Direction → Each line of the material must be returned exactly.

Data section →

+===+

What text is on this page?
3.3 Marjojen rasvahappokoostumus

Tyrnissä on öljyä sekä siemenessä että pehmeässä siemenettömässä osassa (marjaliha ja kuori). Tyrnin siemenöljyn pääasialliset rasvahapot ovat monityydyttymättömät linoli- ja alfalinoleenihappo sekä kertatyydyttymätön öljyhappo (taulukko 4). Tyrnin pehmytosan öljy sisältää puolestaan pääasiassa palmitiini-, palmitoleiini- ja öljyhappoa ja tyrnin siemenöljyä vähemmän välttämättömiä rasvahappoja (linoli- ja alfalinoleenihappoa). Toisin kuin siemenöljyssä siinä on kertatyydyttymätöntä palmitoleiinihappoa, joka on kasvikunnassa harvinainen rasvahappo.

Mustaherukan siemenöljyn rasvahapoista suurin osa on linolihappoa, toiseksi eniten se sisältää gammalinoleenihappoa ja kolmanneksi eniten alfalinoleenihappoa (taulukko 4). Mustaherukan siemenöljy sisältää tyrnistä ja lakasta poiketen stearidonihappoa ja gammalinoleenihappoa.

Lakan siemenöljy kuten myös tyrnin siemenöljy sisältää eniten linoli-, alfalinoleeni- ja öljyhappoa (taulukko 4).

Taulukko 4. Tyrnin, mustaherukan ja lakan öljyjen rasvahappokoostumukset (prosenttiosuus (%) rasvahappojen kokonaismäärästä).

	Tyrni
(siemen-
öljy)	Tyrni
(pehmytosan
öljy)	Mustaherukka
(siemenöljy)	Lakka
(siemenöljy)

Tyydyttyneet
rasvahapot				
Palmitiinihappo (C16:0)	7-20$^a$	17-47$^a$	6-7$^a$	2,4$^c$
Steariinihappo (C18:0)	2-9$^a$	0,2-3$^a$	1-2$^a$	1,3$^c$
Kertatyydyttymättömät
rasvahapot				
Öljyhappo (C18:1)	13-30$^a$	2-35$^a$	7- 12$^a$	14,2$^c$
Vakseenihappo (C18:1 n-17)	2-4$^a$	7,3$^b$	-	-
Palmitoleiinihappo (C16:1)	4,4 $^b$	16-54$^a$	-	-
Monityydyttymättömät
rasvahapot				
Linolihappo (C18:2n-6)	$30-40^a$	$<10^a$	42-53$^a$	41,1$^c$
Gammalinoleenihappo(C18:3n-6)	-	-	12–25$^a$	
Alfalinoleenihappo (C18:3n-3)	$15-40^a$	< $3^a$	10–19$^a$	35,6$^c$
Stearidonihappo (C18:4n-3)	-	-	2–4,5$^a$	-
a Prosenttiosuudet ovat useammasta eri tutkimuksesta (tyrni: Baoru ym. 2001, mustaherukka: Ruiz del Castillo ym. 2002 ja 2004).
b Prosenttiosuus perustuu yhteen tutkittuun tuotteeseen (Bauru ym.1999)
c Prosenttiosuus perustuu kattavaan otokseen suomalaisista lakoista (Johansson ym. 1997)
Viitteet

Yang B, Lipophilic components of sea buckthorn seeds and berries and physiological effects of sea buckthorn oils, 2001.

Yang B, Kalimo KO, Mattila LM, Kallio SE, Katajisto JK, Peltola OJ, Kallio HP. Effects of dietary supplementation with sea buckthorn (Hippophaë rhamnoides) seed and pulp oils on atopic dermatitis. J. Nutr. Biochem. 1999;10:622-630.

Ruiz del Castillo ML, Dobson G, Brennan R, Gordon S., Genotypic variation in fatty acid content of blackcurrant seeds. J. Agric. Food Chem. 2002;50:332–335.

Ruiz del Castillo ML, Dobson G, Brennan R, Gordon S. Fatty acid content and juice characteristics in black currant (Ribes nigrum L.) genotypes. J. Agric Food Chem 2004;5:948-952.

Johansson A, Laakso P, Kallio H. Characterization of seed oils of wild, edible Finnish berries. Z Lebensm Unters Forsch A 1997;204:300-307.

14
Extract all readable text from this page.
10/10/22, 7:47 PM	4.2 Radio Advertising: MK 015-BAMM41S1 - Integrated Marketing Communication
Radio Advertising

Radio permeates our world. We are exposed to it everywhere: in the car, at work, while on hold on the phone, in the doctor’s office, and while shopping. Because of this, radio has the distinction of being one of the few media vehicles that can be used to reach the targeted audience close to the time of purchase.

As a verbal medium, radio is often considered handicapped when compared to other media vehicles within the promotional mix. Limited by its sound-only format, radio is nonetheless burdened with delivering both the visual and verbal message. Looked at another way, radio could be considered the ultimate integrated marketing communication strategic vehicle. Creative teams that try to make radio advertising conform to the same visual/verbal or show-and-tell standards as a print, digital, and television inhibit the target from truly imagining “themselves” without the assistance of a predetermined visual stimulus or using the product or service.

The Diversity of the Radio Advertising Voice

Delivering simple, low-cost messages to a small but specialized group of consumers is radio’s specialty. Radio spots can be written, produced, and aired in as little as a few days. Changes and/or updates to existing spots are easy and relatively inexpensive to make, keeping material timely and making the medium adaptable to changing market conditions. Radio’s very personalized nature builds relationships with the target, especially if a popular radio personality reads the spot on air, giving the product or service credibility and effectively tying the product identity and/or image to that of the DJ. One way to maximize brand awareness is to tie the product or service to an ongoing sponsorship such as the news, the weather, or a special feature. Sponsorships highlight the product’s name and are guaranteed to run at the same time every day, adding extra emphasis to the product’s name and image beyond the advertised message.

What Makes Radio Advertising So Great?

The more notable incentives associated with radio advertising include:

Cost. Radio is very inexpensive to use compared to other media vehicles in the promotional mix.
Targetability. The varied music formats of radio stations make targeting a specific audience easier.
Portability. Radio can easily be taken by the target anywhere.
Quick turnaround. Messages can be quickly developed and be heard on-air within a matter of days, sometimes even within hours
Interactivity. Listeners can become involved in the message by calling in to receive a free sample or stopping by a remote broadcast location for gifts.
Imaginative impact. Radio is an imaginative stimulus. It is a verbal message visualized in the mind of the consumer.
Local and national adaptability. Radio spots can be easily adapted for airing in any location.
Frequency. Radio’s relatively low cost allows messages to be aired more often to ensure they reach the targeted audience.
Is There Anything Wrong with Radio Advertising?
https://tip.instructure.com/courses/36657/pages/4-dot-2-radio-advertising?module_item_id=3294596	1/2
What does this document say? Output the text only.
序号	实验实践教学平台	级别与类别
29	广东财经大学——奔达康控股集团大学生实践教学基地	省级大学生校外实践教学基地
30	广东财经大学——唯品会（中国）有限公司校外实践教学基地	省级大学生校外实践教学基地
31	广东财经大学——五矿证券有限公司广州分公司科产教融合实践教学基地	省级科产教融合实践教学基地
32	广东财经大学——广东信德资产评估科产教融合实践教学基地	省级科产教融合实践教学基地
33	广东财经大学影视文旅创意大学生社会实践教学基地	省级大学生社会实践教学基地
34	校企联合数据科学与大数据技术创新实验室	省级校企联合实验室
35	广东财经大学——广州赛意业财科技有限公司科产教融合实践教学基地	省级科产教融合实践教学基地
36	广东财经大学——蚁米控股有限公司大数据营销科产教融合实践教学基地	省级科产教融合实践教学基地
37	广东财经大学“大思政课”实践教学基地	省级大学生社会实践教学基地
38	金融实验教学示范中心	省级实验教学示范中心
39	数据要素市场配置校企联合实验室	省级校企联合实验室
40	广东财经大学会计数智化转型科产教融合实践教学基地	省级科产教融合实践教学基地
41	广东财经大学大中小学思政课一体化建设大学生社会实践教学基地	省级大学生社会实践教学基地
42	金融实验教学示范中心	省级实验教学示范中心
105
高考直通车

+===+

The reply →
What text is on this page?
3.3 Marjojen rasvahappokoostumus

Tyrnissä on öljyä sekä siemenessä että pehmeässä siemenettömässä osassa (marjaliha ja kuori). Tyrnin siemenöljyn pääasialliset rasvahapot ovat monityydyttymättömät linoli- ja alfalinoleenihappo sekä kertatyydyttymätön öljyhappo (taulukko 4). Tyrnin pehmytosan öljy sisältää puolestaan pääasiassa palmitiini-, palmitoleiini- ja öljyhappoa ja tyrnin siemenöljyä vähemmän välttämättömiä rasvahappoja (linoli- ja alfalinoleenihappoa). Toisin kuin siemenöljyssä siinä on kertatyydyttymätöntä palmitoleiinihappoa, joka on kasvikunnassa harvinainen rasvahappo.

Mustaherukan siemenöljyn rasvahapoista suurin osa on linolihappoa, toiseksi eniten se sisältää gammalinoleenihappoa ja kolmanneksi eniten alfalinoleenihappoa (taulukko 4). Mustaherukan siemenöljy sisältää tyrnistä ja lakasta poiketen stearidonihappoa ja gammalinoleenihappoa.

Lakan siemenöljy kuten myös tyrnin siemenöljy sisältää eniten linoli-, alfalinoleeni- ja öljyhappoa (taulukko 4).

Taulukko 4. Tyrnin, mustaherukan ja lakan öljyjen rasvahappokoostumukset (prosenttiosuus (%) rasvahappojen kokonaismäärästä).

	Tyrni
(siemen-
öljy)	Tyrni
(pehmytosan
öljy)	Mustaherukka
(siemenöljy)	Lakka
(siemenöljy)

Tyydyttyneet
rasvahapot				
Palmitiinihappo (C16:0)	7-20$^a$	17-47$^a$	6-7$^a$	2,4$^c$
Steariinihappo (C18:0)	2-9$^a$	0,2-3$^a$	1-2$^a$	1,3$^c$
Kertatyydyttymättömät
rasvahapot				
Öljyhappo (C18:1)	13-30$^a$	2-35$^a$	7- 12$^a$	14,2$^c$
Vakseenihappo (C18:1 n-17)	2-4$^a$	7,3$^b$	-	-
Palmitoleiinihappo (C16:1)	4,4 $^b$	16-54$^a$	-	-
Monityydyttymättömät
rasvahapot				
Linolihappo (C18:2n-6)	$30-40^a$	$<10^a$	42-53$^a$	41,1$^c$
Gammalinoleenihappo(C18:3n-6)	-	-	12–25$^a$	
Alfalinoleenihappo (C18:3n-3)	$15-40^a$	< $3^a$	10–19$^a$	35,6$^c$
Stearidonihappo (C18:4n-3)	-	-	2–4,5$^a$	-
a Prosenttiosuudet ovat useammasta eri tutkimuksesta (tyrni: Baoru ym. 2001, mustaherukka: Ruiz del Castillo ym. 2002 ja 2004).
b Prosenttiosuus perustuu yhteen tutkittuun tuotteeseen (Bauru ym.1999)
c Prosenttiosuus perustuu kattavaan otokseen suomalaisista lakoista (Johansson ym. 1997)
Viitteet

Yang B, Lipophilic components of sea buckthorn seeds and berries and physiological effects of sea buckthorn oils, 2001.

Yang B, Kalimo KO, Mattila LM, Kallio SE, Katajisto JK, Peltola OJ, Kallio HP. Effects of dietary supplementation with sea buckthorn (Hippophaë rhamnoides) seed and pulp oils on atopic dermatitis. J. Nutr. Biochem. 1999;10:622-630.

Ruiz del Castillo ML, Dobson G, Brennan R, Gordon S., Genotypic variation in fatty acid content of blackcurrant seeds. J. Agric. Food Chem. 2002;50:332–335.

Ruiz del Castillo ML, Dobson G, Brennan R, Gordon S. Fatty acid content and juice characteristics in black currant (Ribes nigrum L.) genotypes. J. Agric Food Chem 2004;5:948-952.

Johansson A, Laakso P, Kallio H. Characterization of seed oils of wild, edible Finnish berries. Z Lebensm Unters Forsch A 1997;204:300-307.

14
Extract all readable text from this page.
10/10/22, 7:47 PM	4.2 Radio Advertising: MK 015-BAMM41S1 - Integrated Marketing Communication
Radio Advertising

Radio permeates our world. We are exposed to it everywhere: in the car, at work, while on hold on the phone, in the doctor’s office, and while shopping. Because of this, radio has the distinction of being one of the few media vehicles that can be used to reach the targeted audience close to the time of purchase.

As a verbal medium, radio is often considered handicapped when compared to other media vehicles within the promotional mix. Limited by its sound-only format, radio is nonetheless burdened with delivering both the visual and verbal message. Looked at another way, radio could be considered the ultimate integrated marketing communication strategic vehicle. Creative teams that try to make radio advertising conform to the same visual/verbal or show-and-tell standards as a print, digital, and television inhibit the target from truly imagining “themselves” without the assistance of a predetermined visual stimulus or using the product or service.

The Diversity of the Radio Advertising Voice

Delivering simple, low-cost messages to a small but specialized group of consumers is radio’s specialty. Radio spots can be written, produced, and aired in as little as a few days. Changes and/or updates to existing spots are easy and relatively inexpensive to make, keeping material timely and making the medium adaptable to changing market conditions. Radio’s very personalized nature builds relationships with the target, especially if a popular radio personality reads the spot on air, giving the product or service credibility and effectively tying the product identity and/or image to that of the DJ. One way to maximize brand awareness is to tie the product or service to an ongoing sponsorship such as the news, the weather, or a special feature. Sponsorships highlight the product’s name and are guaranteed to run at the same time every day, adding extra emphasis to the product’s name and image beyond the advertised message.

What Makes Radio Advertising So Great?

The more notable incentives associated with radio advertising include:

Cost. Radio is very inexpensive to use compared to other media vehicles in the promotional mix.
Targetability. The varied music formats of radio stations make targeting a specific audience easier.
Portability. Radio can easily be taken by the target anywhere.
Quick turnaround. Messages can be quickly developed and be heard on-air within a matter of days, sometimes even within hours
Interactivity. Listeners can become involved in the message by calling in to receive a free sample or stopping by a remote broadcast location for gifts.
Imaginative impact. Radio is an imaginative stimulus. It is a verbal message visualized in the mind of the consumer.
Local and national adaptability. Radio spots can be easily adapted for airing in any location.
Frequency. Radio’s relatively low cost allows messages to be aired more often to ensure they reach the targeted audience.
Is There Anything Wrong with Radio Advertising?
https://tip.instructure.com/courses/36657/pages/4-dot-2-radio-advertising?module_item_id=3294596	1/2
What does this document say? Output the text only.
序号	实验实践教学平台	级别与类别
29	广东财经大学——奔达康控股集团大学生实践教学基地	省级大学生校外实践教学基地
30	广东财经大学——唯品会（中国）有限公司校外实践教学基地	省级大学生校外实践教学基地
31	广东财经大学——五矿证券有限公司广州分公司科产教融合实践教学基地	省级科产教融合实践教学基地
32	广东财经大学——广东信德资产评估科产教融合实践教学基地	省级科产教融合实践教学基地
33	广东财经大学影视文旅创意大学生社会实践教学基地	省级大学生社会实践教学基地
34	校企联合数据科学与大数据技术创新实验室	省级校企联合实验室
35	广东财经大学——广州赛意业财科技有限公司科产教融合实践教学基地	省级科产教融合实践教学基地
36	广东财经大学——蚁米控股有限公司大数据营销科产教融合实践教学基地	省级科产教融合实践教学基地
37	广东财经大学“大思政课”实践教学基地	省级大学生社会实践教学基地
38	金融实验教学示范中心	省级实验教学示范中心
39	数据要素市场配置校企联合实验室	省级校企联合实验室
40	广东财经大学会计数智化转型科产教融合实践教学基地	省级科产教融合实践教学基地
41	广东财经大学大中小学思政课一体化建设大学生社会实践教学基地	省级大学生社会实践教学基地
42	金融实验教学示范中心	省级实验教学示范中心
105
高考直通车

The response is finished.